[Stored records]
::::::

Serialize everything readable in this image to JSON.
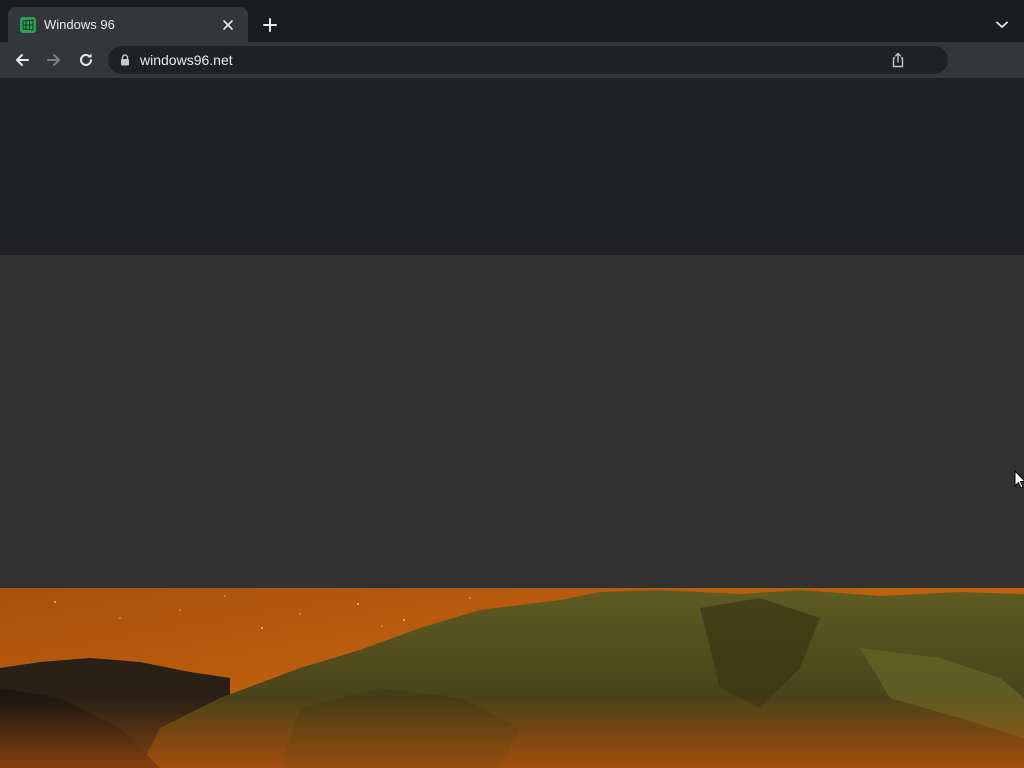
{
  "browser": {
    "tab": {
      "title": "Windows 96",
      "favicon": "windows-grid-icon",
      "favicon_color": "#2f9e5c"
    },
    "icons": {
      "close": "close-icon",
      "new_tab": "plus-icon",
      "tab_search": "chevron-down-icon",
      "back": "back-arrow-icon",
      "forward": "forward-arrow-icon",
      "reload": "reload-icon",
      "lock": "lock-icon",
      "share": "share-icon"
    },
    "address_bar": {
      "url": "windows96.net"
    }
  },
  "page": {
    "colors": {
      "top_band": "#202124",
      "loading_band": "#313131",
      "wallpaper_sky": "#b5560c",
      "wallpaper_hill": "#5d5a1e"
    },
    "wallpaper": "night-hills-wallpaper"
  }
}
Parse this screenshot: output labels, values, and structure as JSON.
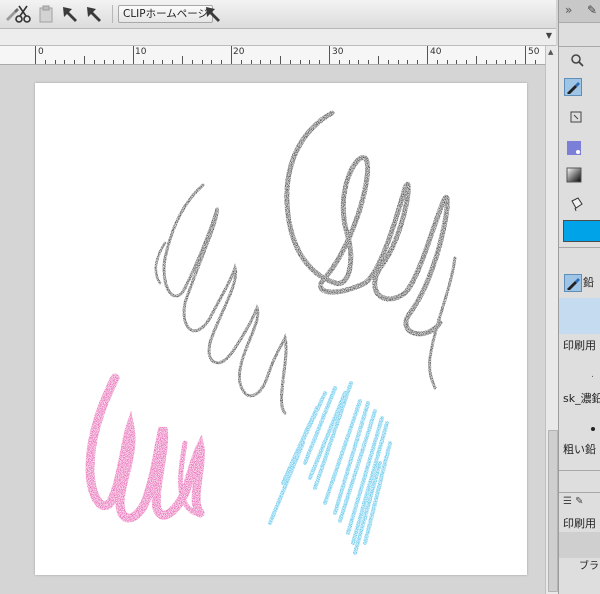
{
  "toolbar": {
    "clip_home_label": "CLIPホームページ",
    "icons": [
      "brush-icon",
      "scissors-icon",
      "clipboard-icon",
      "arrow-icon",
      "arrow-icon",
      "arrow-icon"
    ]
  },
  "ruler": {
    "labels": [
      "0",
      "10",
      "20",
      "30",
      "40",
      "50"
    ]
  },
  "canvas": {
    "strokes": [
      "black",
      "pink",
      "cyan"
    ],
    "colors": {
      "black": "#1a1a1a",
      "pink": "#e0339a",
      "cyan": "#2ab4e6"
    }
  },
  "panel": {
    "color_hex": "#00a2e8",
    "label_1": "鉛",
    "label_2": "印刷用",
    "label_3": ".",
    "label_4": "sk_濃鉛",
    "label_5": "粗い鉛",
    "label_6": "印刷用",
    "label_7": "ブラ"
  }
}
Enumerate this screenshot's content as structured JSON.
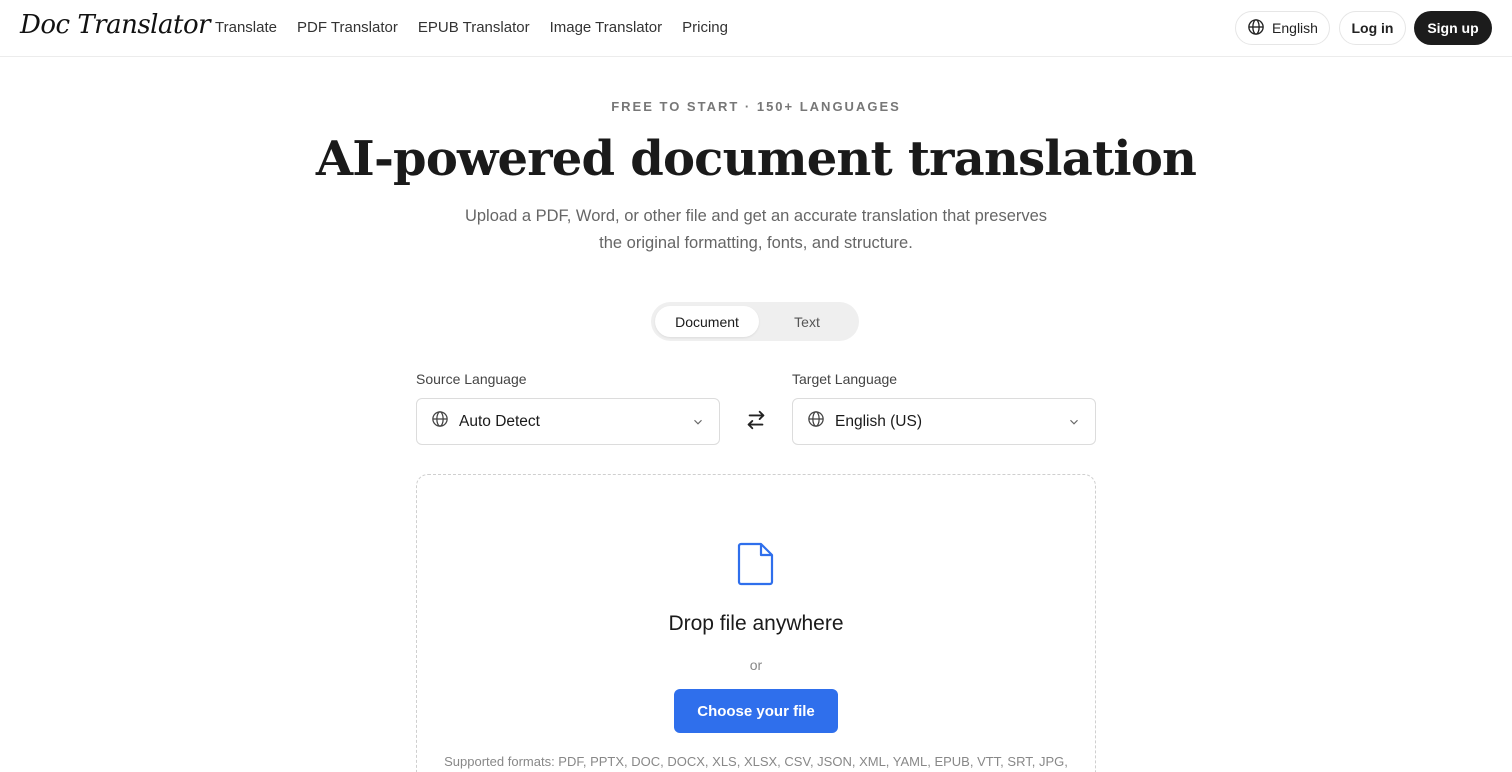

::::::

-- WHAT THE TASK ASKS --
Without including any pictures, reproduce the listing exactly.

-- RESPONSE TO THIS TASK --
Serialize everything readable in this image to JSON.
{
  "browser": {
    "tab": {
      "title": "Windows 96",
      "favicon": "windows-grid-icon",
      "favicon_color": "#2f9e5c"
    },
    "icons": {
      "close": "close-icon",
      "new_tab": "plus-icon",
      "tab_search": "chevron-down-icon",
      "back": "back-arrow-icon",
      "forward": "forward-arrow-icon",
      "reload": "reload-icon",
      "lock": "lock-icon",
      "share": "share-icon"
    },
    "address_bar": {
      "url": "windows96.net"
    }
  },
  "page": {
    "colors": {
      "top_band": "#202124",
      "loading_band": "#313131",
      "wallpaper_sky": "#b5560c",
      "wallpaper_hill": "#5d5a1e"
    },
    "wallpaper": "night-hills-wallpaper"
  }
}
Parse this screenshot: output labels, values, and structure as JSON.
{
  "toolbar": {
    "clip_home_label": "CLIPホームページ",
    "icons": [
      "brush-icon",
      "scissors-icon",
      "clipboard-icon",
      "arrow-icon",
      "arrow-icon",
      "arrow-icon"
    ]
  },
  "ruler": {
    "labels": [
      "0",
      "10",
      "20",
      "30",
      "40",
      "50"
    ]
  },
  "canvas": {
    "strokes": [
      "black",
      "pink",
      "cyan"
    ],
    "colors": {
      "black": "#1a1a1a",
      "pink": "#e0339a",
      "cyan": "#2ab4e6"
    }
  },
  "panel": {
    "color_hex": "#00a2e8",
    "label_1": "鉛",
    "label_2": "印刷用",
    "label_3": ".",
    "label_4": "sk_濃鉛",
    "label_5": "粗い鉛",
    "label_6": "印刷用",
    "label_7": "ブラ"
  }
}
Enumerate this screenshot's content as structured JSON.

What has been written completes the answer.